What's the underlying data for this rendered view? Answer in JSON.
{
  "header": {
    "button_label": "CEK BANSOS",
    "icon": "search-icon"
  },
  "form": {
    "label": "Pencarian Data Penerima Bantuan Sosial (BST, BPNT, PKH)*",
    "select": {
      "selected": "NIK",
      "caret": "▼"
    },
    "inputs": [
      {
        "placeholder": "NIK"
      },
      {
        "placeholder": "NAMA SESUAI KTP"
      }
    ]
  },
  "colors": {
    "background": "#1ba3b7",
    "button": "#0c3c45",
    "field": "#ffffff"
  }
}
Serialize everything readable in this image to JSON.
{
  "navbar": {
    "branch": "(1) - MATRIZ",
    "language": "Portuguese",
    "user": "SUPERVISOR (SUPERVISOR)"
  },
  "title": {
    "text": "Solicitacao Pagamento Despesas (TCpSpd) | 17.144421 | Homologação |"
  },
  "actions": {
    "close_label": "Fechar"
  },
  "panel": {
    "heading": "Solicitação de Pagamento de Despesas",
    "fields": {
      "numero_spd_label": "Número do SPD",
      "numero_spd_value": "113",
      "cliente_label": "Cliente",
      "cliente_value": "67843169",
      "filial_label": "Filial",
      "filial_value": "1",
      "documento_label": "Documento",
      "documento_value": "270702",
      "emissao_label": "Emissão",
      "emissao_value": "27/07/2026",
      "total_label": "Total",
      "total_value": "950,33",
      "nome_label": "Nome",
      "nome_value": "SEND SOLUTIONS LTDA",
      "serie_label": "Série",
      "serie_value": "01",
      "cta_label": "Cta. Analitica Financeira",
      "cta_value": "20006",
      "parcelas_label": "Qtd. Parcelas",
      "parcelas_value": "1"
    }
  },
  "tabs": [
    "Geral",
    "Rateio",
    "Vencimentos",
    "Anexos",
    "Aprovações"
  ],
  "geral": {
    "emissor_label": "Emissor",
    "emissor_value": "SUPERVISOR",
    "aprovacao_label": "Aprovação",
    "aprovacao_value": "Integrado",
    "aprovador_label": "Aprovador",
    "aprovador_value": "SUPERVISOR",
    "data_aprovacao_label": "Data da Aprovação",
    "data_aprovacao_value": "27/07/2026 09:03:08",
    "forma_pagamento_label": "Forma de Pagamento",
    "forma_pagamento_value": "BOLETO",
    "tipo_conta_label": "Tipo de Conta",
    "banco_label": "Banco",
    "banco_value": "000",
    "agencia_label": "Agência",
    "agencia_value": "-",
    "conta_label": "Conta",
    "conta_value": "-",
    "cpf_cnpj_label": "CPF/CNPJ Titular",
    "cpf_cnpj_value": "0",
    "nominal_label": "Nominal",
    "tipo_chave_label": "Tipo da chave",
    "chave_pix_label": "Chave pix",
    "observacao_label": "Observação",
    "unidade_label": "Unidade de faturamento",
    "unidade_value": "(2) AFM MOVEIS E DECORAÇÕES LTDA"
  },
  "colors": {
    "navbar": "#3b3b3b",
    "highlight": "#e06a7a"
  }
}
§
The request ::
Find the lines that include the string "SUPERVISOR", then copy each of them.

Expected answer ::
    "user": "SUPERVISOR (SUPERVISOR)"
    "emissor_value": "SUPERVISOR",
    "aprovador_value": "SUPERVISOR",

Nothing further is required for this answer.